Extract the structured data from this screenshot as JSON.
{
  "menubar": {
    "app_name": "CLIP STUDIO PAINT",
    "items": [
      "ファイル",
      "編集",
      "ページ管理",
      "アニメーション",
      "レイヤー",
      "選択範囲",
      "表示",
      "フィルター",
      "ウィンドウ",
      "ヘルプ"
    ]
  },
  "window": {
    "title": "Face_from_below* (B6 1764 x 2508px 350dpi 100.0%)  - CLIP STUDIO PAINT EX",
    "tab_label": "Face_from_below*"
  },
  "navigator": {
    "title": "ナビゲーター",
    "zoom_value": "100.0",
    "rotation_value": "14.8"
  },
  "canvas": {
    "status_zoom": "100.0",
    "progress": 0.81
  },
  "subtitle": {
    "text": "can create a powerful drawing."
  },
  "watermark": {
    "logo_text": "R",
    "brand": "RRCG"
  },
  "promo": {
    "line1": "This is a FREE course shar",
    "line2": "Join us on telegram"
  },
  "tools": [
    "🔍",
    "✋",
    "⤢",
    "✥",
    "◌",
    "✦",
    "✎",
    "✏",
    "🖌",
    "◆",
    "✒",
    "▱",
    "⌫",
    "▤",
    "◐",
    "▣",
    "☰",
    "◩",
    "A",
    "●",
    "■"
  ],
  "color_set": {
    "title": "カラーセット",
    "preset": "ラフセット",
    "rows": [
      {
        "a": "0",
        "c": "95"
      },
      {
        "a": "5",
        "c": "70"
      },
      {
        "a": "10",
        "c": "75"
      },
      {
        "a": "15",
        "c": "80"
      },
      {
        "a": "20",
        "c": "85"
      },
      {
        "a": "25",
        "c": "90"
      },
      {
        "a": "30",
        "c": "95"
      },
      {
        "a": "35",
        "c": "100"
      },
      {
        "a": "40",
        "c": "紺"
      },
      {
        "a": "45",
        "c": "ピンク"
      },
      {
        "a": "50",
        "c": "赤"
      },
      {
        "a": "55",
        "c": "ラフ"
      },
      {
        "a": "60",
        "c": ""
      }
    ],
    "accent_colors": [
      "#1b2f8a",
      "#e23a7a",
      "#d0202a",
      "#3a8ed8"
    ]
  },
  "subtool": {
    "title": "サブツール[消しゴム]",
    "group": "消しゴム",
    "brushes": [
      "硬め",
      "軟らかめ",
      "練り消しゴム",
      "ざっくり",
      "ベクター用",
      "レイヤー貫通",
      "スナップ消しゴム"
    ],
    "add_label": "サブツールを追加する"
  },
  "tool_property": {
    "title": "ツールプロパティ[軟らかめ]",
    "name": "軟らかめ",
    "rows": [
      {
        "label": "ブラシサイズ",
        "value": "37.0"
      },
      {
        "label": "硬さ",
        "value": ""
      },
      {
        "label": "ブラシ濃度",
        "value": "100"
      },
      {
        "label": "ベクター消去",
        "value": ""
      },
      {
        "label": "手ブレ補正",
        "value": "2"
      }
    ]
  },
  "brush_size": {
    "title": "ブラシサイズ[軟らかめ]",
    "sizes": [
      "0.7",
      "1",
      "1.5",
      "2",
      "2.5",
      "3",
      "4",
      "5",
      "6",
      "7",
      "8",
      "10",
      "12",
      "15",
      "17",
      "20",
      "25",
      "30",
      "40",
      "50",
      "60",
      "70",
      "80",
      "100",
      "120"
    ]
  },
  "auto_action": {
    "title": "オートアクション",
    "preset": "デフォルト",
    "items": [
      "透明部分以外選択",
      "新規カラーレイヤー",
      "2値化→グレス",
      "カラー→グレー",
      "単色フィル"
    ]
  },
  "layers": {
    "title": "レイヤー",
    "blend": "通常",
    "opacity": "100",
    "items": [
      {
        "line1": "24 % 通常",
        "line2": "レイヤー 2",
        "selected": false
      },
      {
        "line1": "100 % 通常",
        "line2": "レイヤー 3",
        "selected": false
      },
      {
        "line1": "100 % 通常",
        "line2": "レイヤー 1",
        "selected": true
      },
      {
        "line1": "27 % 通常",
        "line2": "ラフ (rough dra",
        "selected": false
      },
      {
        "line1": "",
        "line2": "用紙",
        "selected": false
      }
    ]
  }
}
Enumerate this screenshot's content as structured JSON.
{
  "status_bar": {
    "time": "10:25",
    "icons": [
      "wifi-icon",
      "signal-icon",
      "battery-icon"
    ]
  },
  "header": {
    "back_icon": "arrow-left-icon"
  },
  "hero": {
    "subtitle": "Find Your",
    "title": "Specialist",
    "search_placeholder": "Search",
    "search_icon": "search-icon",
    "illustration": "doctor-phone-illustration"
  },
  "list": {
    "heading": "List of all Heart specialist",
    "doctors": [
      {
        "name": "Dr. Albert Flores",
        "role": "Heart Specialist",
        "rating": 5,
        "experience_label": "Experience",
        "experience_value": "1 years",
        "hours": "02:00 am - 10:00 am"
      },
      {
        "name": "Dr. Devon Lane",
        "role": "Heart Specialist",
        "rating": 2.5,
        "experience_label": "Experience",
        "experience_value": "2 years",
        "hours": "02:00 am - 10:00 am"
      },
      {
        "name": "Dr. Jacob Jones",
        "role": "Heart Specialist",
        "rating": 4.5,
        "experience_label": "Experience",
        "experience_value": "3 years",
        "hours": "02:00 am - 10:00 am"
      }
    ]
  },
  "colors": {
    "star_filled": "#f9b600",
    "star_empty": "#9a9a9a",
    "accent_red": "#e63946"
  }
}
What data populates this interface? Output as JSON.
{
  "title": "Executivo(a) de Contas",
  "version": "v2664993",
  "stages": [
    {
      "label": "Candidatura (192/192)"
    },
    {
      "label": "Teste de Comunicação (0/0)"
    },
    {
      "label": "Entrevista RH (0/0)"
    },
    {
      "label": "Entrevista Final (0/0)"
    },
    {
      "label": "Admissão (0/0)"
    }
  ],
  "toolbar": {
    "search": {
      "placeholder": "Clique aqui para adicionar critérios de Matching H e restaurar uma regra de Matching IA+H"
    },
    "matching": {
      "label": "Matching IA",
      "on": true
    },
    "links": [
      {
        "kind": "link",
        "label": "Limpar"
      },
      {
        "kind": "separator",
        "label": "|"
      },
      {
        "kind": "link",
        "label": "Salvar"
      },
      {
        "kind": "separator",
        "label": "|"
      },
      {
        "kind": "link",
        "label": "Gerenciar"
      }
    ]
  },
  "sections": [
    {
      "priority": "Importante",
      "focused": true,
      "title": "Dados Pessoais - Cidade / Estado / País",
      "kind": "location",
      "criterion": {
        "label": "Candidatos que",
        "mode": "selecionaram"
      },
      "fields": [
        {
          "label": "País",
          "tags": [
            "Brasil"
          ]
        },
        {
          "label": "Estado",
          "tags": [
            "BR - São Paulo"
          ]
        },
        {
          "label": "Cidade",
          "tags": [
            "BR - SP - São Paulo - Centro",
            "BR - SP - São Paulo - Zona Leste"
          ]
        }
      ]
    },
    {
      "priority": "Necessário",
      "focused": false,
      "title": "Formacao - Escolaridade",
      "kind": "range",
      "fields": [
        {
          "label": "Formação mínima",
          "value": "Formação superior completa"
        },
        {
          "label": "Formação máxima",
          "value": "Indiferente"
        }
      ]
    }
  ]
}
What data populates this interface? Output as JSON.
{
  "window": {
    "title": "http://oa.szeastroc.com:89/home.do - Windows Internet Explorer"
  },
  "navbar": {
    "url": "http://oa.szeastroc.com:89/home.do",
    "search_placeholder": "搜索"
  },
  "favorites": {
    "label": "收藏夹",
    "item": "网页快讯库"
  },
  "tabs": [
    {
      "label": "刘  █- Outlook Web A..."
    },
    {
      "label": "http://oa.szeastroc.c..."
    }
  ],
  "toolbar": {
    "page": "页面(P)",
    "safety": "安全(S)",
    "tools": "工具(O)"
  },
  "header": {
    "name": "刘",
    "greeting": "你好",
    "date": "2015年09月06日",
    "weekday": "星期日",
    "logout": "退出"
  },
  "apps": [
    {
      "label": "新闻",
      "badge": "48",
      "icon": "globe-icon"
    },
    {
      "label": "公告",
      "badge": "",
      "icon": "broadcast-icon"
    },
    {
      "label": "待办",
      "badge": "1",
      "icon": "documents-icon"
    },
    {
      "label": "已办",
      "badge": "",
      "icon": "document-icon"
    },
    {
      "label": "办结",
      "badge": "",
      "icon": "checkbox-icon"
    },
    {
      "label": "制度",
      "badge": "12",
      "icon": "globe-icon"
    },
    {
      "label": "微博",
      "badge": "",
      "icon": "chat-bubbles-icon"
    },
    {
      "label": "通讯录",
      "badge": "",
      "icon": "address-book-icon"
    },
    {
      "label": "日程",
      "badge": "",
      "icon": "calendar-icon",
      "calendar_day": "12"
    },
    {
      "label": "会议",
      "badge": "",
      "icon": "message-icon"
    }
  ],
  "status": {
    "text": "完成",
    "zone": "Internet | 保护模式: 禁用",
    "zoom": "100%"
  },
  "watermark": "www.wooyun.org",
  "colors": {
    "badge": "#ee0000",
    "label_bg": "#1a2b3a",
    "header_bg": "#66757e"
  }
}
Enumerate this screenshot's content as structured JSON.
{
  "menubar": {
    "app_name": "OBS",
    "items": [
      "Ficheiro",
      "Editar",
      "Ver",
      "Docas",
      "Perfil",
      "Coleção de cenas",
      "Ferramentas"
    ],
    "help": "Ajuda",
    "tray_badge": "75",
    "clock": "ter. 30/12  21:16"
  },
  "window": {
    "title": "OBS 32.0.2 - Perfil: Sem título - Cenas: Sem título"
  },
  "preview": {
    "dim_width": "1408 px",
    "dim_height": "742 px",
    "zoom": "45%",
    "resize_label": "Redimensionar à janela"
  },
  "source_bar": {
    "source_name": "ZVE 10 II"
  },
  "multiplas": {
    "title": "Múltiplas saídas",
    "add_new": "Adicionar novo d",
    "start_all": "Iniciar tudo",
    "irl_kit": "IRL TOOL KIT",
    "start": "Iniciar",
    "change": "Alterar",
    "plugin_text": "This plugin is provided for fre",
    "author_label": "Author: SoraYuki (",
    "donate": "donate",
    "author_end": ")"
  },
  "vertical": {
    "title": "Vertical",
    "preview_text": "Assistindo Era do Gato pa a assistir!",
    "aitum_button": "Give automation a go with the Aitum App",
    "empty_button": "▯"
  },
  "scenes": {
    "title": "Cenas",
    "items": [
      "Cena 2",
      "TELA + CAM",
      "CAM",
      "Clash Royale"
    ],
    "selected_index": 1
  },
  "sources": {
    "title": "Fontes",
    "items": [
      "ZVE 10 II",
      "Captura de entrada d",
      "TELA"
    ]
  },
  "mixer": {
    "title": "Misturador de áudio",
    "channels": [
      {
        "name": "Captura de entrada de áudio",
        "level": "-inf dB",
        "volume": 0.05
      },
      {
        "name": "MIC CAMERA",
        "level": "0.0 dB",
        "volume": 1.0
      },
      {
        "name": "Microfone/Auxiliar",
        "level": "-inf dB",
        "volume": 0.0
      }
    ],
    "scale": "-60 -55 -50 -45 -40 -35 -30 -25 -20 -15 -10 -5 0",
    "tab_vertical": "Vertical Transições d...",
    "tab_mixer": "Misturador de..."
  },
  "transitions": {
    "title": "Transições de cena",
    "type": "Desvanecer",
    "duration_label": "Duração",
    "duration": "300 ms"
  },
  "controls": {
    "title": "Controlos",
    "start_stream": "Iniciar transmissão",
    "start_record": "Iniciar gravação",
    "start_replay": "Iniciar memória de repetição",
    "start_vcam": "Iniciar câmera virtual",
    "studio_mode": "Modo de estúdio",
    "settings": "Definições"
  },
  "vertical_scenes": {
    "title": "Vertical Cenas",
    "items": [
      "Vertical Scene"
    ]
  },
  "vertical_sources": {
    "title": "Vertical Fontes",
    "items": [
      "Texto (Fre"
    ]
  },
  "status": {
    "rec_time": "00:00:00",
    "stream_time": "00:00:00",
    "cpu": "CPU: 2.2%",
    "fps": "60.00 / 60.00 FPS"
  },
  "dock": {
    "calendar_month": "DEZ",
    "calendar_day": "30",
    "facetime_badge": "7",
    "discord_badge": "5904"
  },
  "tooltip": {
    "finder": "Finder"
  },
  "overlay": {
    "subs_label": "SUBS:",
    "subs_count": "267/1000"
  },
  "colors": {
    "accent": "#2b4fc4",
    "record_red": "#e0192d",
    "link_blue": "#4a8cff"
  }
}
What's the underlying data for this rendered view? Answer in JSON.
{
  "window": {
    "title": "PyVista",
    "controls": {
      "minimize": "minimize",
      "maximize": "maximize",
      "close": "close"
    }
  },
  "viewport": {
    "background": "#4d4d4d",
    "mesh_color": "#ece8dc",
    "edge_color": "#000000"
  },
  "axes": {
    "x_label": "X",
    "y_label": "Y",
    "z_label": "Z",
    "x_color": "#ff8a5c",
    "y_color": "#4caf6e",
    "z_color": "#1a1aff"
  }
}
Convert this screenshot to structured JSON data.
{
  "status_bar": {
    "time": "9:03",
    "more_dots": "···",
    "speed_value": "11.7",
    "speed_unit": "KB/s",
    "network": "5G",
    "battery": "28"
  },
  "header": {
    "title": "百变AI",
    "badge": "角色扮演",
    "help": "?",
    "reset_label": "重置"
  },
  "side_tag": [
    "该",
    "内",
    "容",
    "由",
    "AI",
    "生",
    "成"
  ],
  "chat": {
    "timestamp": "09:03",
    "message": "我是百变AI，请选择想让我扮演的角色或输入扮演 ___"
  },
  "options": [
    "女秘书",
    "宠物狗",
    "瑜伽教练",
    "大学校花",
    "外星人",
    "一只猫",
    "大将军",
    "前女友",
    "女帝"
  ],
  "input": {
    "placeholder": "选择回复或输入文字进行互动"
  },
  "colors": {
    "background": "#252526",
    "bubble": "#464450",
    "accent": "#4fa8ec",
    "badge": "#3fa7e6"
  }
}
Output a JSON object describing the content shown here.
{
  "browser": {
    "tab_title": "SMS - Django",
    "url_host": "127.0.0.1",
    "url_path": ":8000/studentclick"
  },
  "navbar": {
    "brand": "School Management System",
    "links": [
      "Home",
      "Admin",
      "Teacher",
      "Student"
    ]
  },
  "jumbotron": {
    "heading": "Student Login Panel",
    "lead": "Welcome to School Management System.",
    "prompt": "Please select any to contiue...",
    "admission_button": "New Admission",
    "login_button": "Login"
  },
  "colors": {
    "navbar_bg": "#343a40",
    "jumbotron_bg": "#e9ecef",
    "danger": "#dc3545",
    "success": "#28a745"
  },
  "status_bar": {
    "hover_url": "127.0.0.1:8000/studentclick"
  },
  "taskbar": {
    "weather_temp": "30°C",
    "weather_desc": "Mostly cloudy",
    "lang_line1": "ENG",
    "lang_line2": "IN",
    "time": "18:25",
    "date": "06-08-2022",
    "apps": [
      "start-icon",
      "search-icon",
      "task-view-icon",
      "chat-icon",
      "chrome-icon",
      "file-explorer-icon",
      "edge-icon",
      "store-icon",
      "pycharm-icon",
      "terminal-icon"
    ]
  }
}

------

Task goal | Return all lines with the word "years" in them.

Output of the exercise |
        "experience_value": "1 years",
        "experience_value": "2 years",
        "experience_value": "3 years",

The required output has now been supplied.